## EXERCISE INPUT
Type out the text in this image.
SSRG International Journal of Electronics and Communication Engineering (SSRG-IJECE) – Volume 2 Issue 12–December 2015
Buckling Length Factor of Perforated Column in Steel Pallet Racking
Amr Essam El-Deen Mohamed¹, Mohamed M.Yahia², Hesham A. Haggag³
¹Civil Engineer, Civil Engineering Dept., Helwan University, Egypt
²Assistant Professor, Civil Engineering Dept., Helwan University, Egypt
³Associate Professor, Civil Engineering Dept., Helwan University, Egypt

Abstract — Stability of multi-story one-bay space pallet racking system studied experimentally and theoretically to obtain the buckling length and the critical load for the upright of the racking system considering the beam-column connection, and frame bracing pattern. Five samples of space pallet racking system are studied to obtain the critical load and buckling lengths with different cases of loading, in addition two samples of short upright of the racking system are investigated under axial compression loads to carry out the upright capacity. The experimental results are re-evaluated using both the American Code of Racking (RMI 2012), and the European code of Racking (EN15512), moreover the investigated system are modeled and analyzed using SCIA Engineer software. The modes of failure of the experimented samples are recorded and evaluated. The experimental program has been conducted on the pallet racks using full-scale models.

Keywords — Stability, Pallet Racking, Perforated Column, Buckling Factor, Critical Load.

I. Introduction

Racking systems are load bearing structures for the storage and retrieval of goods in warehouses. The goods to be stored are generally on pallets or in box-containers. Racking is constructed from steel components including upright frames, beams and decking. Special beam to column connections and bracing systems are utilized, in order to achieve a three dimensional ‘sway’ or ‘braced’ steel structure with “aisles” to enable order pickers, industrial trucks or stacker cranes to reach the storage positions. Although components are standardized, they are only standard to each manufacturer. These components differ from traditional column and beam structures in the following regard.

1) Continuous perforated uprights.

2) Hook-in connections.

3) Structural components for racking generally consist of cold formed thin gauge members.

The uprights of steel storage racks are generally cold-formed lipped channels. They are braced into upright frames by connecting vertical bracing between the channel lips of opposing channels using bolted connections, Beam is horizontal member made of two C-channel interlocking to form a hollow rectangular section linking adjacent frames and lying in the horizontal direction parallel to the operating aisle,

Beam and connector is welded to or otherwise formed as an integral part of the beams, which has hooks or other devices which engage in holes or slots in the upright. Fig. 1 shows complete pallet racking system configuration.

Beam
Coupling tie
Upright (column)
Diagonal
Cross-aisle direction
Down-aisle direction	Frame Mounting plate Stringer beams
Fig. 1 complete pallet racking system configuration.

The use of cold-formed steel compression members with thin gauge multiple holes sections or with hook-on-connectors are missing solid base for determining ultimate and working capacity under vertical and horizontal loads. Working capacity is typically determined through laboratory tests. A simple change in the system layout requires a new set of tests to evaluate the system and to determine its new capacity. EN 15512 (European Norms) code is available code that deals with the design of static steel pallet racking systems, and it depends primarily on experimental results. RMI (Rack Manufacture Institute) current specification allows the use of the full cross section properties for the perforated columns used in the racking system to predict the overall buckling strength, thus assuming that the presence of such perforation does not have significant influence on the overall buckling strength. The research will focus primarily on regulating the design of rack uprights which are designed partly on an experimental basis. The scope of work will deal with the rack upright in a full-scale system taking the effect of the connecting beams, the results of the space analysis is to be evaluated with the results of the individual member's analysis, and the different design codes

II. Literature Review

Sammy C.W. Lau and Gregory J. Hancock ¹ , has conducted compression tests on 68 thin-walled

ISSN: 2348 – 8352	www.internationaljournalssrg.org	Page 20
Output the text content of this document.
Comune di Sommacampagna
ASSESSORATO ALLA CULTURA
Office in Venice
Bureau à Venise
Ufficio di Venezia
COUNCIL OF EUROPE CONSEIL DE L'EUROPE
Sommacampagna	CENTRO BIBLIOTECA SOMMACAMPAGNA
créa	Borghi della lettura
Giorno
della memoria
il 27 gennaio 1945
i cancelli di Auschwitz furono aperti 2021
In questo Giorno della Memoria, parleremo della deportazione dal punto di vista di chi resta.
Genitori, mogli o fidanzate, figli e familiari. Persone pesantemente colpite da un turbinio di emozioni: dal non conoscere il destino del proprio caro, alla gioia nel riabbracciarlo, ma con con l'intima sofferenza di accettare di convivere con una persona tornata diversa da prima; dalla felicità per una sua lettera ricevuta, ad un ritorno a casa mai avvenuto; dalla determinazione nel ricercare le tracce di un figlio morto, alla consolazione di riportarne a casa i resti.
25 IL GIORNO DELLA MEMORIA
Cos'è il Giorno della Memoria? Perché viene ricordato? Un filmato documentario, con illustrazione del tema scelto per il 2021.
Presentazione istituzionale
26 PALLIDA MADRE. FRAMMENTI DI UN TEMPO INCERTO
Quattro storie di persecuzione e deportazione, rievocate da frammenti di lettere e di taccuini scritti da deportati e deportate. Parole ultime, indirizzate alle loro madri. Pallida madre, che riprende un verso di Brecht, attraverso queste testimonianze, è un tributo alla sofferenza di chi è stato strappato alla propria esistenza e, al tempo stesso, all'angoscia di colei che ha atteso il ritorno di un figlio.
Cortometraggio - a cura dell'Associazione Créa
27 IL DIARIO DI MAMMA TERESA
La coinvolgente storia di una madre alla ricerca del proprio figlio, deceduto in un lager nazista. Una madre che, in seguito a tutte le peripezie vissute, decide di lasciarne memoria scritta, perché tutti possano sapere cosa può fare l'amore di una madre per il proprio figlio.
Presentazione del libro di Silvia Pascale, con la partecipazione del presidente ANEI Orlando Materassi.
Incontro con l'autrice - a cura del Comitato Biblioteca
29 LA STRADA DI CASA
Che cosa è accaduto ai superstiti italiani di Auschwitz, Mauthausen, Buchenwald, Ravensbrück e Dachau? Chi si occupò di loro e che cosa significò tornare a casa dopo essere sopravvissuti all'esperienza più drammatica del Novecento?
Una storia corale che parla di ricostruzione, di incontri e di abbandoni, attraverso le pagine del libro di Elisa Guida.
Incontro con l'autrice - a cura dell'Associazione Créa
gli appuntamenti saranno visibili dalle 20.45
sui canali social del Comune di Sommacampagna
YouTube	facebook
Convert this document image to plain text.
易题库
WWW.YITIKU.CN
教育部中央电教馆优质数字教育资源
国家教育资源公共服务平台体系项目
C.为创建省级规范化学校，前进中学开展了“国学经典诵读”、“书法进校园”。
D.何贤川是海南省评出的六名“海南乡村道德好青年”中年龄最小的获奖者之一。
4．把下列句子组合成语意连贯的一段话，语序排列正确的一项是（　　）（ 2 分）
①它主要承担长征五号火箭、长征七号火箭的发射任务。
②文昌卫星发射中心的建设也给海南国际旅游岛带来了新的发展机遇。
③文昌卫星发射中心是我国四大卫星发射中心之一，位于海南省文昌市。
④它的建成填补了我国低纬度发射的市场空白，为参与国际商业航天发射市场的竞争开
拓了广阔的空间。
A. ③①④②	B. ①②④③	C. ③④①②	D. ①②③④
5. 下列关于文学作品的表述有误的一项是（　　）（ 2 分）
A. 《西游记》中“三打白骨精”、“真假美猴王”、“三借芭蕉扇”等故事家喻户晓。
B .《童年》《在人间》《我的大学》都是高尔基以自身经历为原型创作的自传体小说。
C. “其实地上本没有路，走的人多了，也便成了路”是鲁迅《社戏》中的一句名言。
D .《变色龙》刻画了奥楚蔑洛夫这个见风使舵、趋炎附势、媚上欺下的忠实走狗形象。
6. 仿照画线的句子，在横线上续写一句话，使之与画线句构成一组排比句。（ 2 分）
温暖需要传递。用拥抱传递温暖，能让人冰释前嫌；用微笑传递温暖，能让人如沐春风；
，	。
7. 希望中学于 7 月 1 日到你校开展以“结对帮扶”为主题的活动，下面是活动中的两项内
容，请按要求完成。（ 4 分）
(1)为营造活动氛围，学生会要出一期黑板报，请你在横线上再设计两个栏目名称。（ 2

## DIRECTION
Extract each line from the entries above that contains the string "Incontro".

## EXERCISE OUTPUT
Incontro con l'autrice - a cura del Comitato Biblioteca
Incontro con l'autrice - a cura dell'Associazione Créa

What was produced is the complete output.